[START Exercise materials]

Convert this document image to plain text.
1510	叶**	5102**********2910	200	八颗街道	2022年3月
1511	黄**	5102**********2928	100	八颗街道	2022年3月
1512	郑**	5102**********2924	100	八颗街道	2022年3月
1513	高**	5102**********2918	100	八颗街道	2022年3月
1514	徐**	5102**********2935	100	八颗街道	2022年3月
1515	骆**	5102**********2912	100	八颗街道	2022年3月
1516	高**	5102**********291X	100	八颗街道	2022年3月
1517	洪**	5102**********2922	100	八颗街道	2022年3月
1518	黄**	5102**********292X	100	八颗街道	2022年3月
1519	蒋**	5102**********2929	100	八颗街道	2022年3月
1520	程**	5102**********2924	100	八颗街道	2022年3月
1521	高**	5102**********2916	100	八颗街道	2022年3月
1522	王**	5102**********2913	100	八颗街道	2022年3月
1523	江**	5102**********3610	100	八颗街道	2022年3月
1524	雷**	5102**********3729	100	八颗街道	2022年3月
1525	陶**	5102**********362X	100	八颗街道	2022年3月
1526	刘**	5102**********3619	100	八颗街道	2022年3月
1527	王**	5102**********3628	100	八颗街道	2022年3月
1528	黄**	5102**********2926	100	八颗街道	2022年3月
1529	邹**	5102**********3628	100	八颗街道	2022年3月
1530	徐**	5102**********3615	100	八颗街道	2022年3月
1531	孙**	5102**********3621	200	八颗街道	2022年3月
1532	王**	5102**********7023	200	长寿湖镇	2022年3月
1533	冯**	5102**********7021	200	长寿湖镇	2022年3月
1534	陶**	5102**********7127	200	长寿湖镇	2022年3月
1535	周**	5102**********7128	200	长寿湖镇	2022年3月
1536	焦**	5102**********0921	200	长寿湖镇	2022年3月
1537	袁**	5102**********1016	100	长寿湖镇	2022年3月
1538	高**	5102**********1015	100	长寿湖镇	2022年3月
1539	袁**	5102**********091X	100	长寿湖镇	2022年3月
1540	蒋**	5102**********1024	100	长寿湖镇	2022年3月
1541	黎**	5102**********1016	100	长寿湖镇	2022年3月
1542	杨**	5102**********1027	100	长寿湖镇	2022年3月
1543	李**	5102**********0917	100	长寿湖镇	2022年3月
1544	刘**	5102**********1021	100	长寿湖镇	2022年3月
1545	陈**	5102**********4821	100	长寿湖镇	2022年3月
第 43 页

[END Exercise materials]

#### Short task
Write every entry out again exactly.

#### Answer for this exercise
Convert this document image to plain text.
1510	叶**	5102**********2910	200	八颗街道	2022年3月
1511	黄**	5102**********2928	100	八颗街道	2022年3月
1512	郑**	5102**********2924	100	八颗街道	2022年3月
1513	高**	5102**********2918	100	八颗街道	2022年3月
1514	徐**	5102**********2935	100	八颗街道	2022年3月
1515	骆**	5102**********2912	100	八颗街道	2022年3月
1516	高**	5102**********291X	100	八颗街道	2022年3月
1517	洪**	5102**********2922	100	八颗街道	2022年3月
1518	黄**	5102**********292X	100	八颗街道	2022年3月
1519	蒋**	5102**********2929	100	八颗街道	2022年3月
1520	程**	5102**********2924	100	八颗街道	2022年3月
1521	高**	5102**********2916	100	八颗街道	2022年3月
1522	王**	5102**********2913	100	八颗街道	2022年3月
1523	江**	5102**********3610	100	八颗街道	2022年3月
1524	雷**	5102**********3729	100	八颗街道	2022年3月
1525	陶**	5102**********362X	100	八颗街道	2022年3月
1526	刘**	5102**********3619	100	八颗街道	2022年3月
1527	王**	5102**********3628	100	八颗街道	2022年3月
1528	黄**	5102**********2926	100	八颗街道	2022年3月
1529	邹**	5102**********3628	100	八颗街道	2022年3月
1530	徐**	5102**********3615	100	八颗街道	2022年3月
1531	孙**	5102**********3621	200	八颗街道	2022年3月
1532	王**	5102**********7023	200	长寿湖镇	2022年3月
1533	冯**	5102**********7021	200	长寿湖镇	2022年3月
1534	陶**	5102**********7127	200	长寿湖镇	2022年3月
1535	周**	5102**********7128	200	长寿湖镇	2022年3月
1536	焦**	5102**********0921	200	长寿湖镇	2022年3月
1537	袁**	5102**********1016	100	长寿湖镇	2022年3月
1538	高**	5102**********1015	100	长寿湖镇	2022年3月
1539	袁**	5102**********091X	100	长寿湖镇	2022年3月
1540	蒋**	5102**********1024	100	长寿湖镇	2022年3月
1541	黎**	5102**********1016	100	长寿湖镇	2022年3月
1542	杨**	5102**********1027	100	长寿湖镇	2022年3月
1543	李**	5102**********0917	100	长寿湖镇	2022年3月
1544	刘**	5102**********1021	100	长寿湖镇	2022年3月
1545	陈**	5102**********4821	100	长寿湖镇	2022年3月
第 43 页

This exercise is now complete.